*Material provided*
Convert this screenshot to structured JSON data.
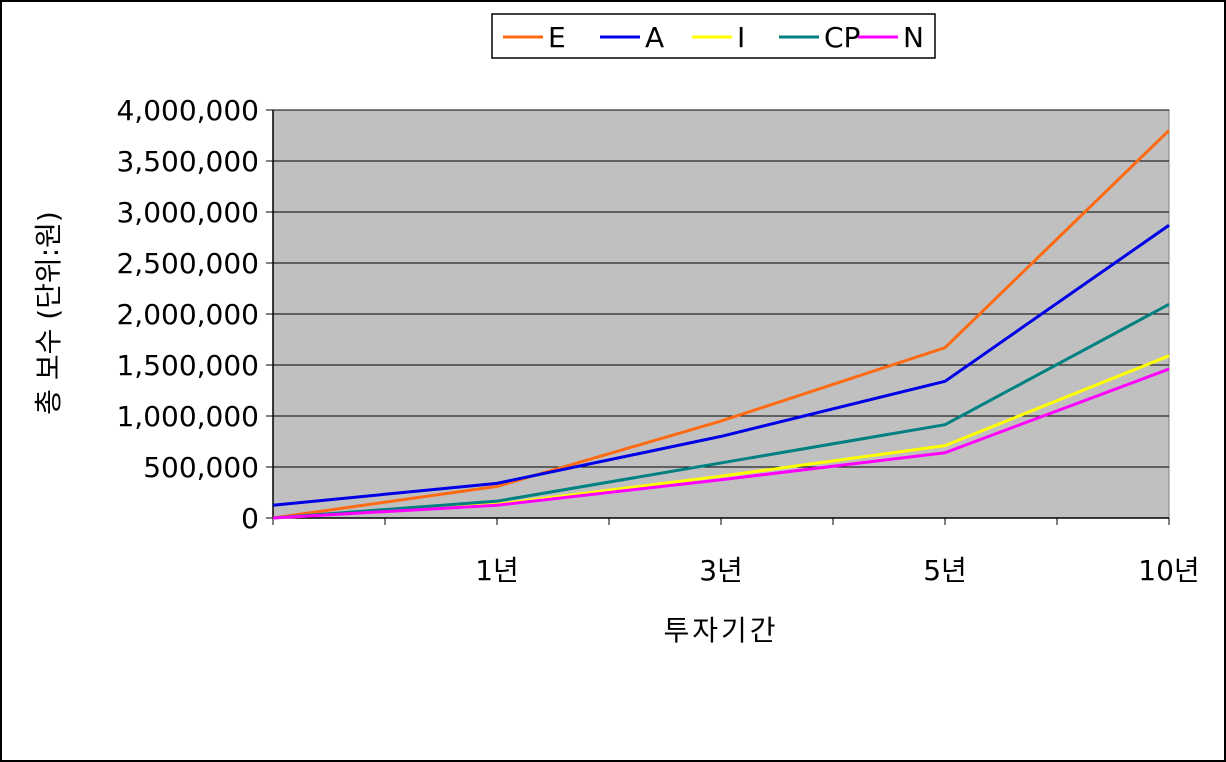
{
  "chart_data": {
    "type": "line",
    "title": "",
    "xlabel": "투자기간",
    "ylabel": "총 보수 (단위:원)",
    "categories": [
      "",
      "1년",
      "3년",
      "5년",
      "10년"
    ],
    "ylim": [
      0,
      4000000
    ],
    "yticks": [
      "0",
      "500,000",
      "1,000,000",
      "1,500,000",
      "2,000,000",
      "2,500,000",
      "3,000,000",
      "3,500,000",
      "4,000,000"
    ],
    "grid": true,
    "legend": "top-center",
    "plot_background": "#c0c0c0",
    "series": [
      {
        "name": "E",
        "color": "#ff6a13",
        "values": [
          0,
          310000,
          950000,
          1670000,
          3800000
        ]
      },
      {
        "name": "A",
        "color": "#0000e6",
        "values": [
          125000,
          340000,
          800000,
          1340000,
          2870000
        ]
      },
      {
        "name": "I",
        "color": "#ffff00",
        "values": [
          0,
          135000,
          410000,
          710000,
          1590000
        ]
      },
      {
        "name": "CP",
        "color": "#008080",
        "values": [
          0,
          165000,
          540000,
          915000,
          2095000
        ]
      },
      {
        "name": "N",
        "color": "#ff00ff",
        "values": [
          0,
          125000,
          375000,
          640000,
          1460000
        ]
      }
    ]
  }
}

*What to work on*
Copy the records above exactly. The pictures are not part of the copy.

*Solved exercise*
Convert this screenshot to structured JSON data.
{
  "chart_data": {
    "type": "line",
    "title": "",
    "xlabel": "투자기간",
    "ylabel": "총 보수 (단위:원)",
    "categories": [
      "",
      "1년",
      "3년",
      "5년",
      "10년"
    ],
    "ylim": [
      0,
      4000000
    ],
    "yticks": [
      "0",
      "500,000",
      "1,000,000",
      "1,500,000",
      "2,000,000",
      "2,500,000",
      "3,000,000",
      "3,500,000",
      "4,000,000"
    ],
    "grid": true,
    "legend": "top-center",
    "plot_background": "#c0c0c0",
    "series": [
      {
        "name": "E",
        "color": "#ff6a13",
        "values": [
          0,
          310000,
          950000,
          1670000,
          3800000
        ]
      },
      {
        "name": "A",
        "color": "#0000e6",
        "values": [
          125000,
          340000,
          800000,
          1340000,
          2870000
        ]
      },
      {
        "name": "I",
        "color": "#ffff00",
        "values": [
          0,
          135000,
          410000,
          710000,
          1590000
        ]
      },
      {
        "name": "CP",
        "color": "#008080",
        "values": [
          0,
          165000,
          540000,
          915000,
          2095000
        ]
      },
      {
        "name": "N",
        "color": "#ff00ff",
        "values": [
          0,
          125000,
          375000,
          640000,
          1460000
        ]
      }
    ]
  }
}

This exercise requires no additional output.